*OBJECTIVE*
Return each line of the data below exactly, omitting any pictures.

*GIVEN ENTRIES*
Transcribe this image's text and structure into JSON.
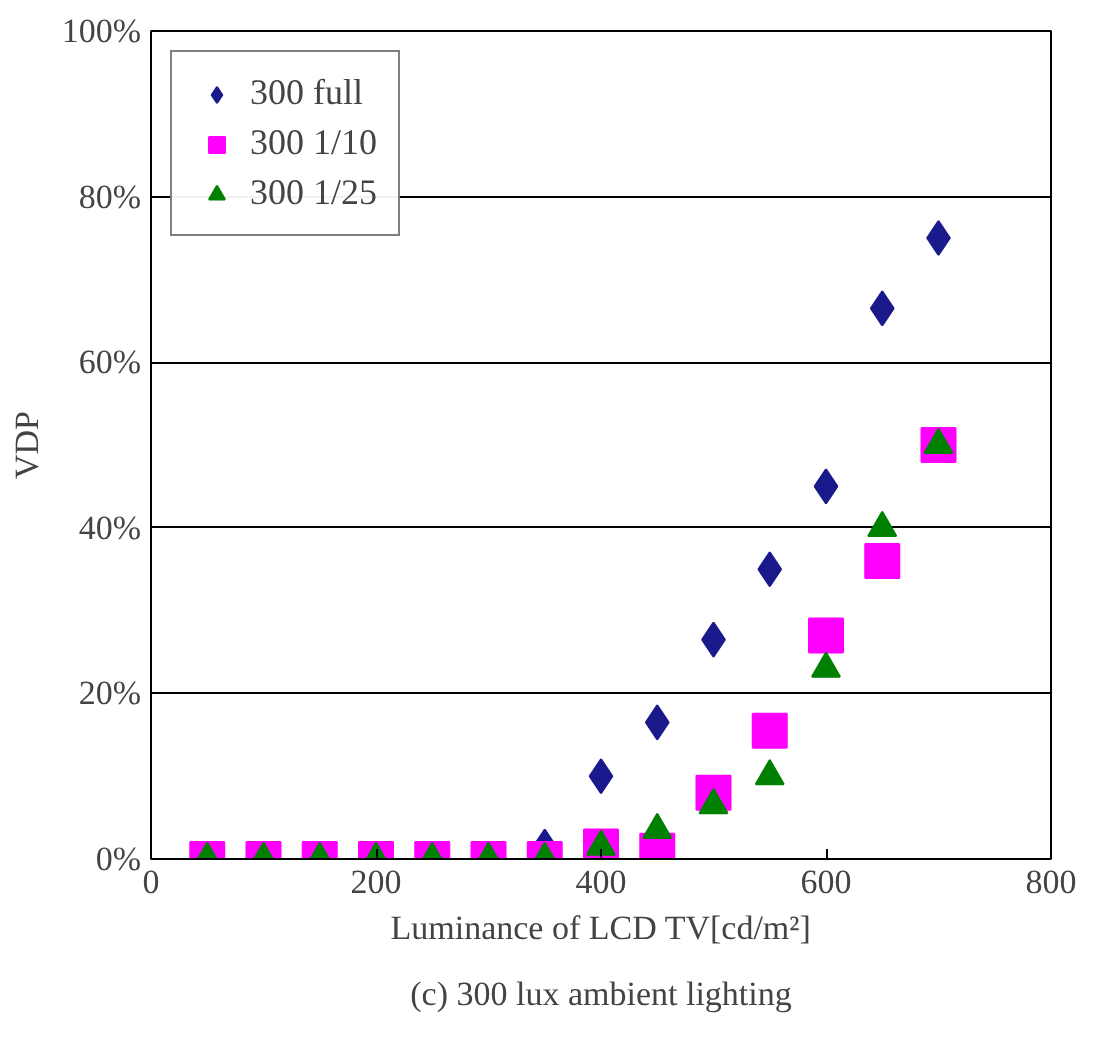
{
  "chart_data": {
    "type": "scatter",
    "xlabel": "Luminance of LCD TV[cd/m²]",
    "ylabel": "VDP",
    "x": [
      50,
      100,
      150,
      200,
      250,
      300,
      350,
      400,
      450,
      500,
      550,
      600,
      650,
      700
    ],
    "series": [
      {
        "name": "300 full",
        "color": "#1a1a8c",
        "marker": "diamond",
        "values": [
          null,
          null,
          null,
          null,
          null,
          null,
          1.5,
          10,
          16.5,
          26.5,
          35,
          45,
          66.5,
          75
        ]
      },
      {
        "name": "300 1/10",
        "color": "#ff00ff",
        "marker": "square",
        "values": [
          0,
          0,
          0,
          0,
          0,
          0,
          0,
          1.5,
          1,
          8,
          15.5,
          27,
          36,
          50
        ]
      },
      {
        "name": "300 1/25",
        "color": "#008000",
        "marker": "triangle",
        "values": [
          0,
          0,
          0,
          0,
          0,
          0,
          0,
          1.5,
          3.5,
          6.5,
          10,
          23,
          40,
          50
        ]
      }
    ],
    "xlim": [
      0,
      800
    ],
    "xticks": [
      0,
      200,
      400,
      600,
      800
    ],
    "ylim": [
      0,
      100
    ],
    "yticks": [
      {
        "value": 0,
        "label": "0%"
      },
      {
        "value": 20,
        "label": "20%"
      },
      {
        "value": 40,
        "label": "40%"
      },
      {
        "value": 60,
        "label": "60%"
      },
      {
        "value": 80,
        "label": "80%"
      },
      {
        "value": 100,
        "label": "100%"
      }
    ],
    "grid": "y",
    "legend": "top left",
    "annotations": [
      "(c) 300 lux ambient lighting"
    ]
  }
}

*COMPLETED TASK*
Transcribe this image's text and structure into JSON.
{
  "chart_data": {
    "type": "scatter",
    "xlabel": "Luminance of LCD TV[cd/m²]",
    "ylabel": "VDP",
    "x": [
      50,
      100,
      150,
      200,
      250,
      300,
      350,
      400,
      450,
      500,
      550,
      600,
      650,
      700
    ],
    "series": [
      {
        "name": "300 full",
        "color": "#1a1a8c",
        "marker": "diamond",
        "values": [
          null,
          null,
          null,
          null,
          null,
          null,
          1.5,
          10,
          16.5,
          26.5,
          35,
          45,
          66.5,
          75
        ]
      },
      {
        "name": "300 1/10",
        "color": "#ff00ff",
        "marker": "square",
        "values": [
          0,
          0,
          0,
          0,
          0,
          0,
          0,
          1.5,
          1,
          8,
          15.5,
          27,
          36,
          50
        ]
      },
      {
        "name": "300 1/25",
        "color": "#008000",
        "marker": "triangle",
        "values": [
          0,
          0,
          0,
          0,
          0,
          0,
          0,
          1.5,
          3.5,
          6.5,
          10,
          23,
          40,
          50
        ]
      }
    ],
    "xlim": [
      0,
      800
    ],
    "xticks": [
      0,
      200,
      400,
      600,
      800
    ],
    "ylim": [
      0,
      100
    ],
    "yticks": [
      {
        "value": 0,
        "label": "0%"
      },
      {
        "value": 20,
        "label": "20%"
      },
      {
        "value": 40,
        "label": "40%"
      },
      {
        "value": 60,
        "label": "60%"
      },
      {
        "value": 80,
        "label": "80%"
      },
      {
        "value": 100,
        "label": "100%"
      }
    ],
    "grid": "y",
    "legend": "top left",
    "annotations": [
      "(c) 300 lux ambient lighting"
    ]
  }
}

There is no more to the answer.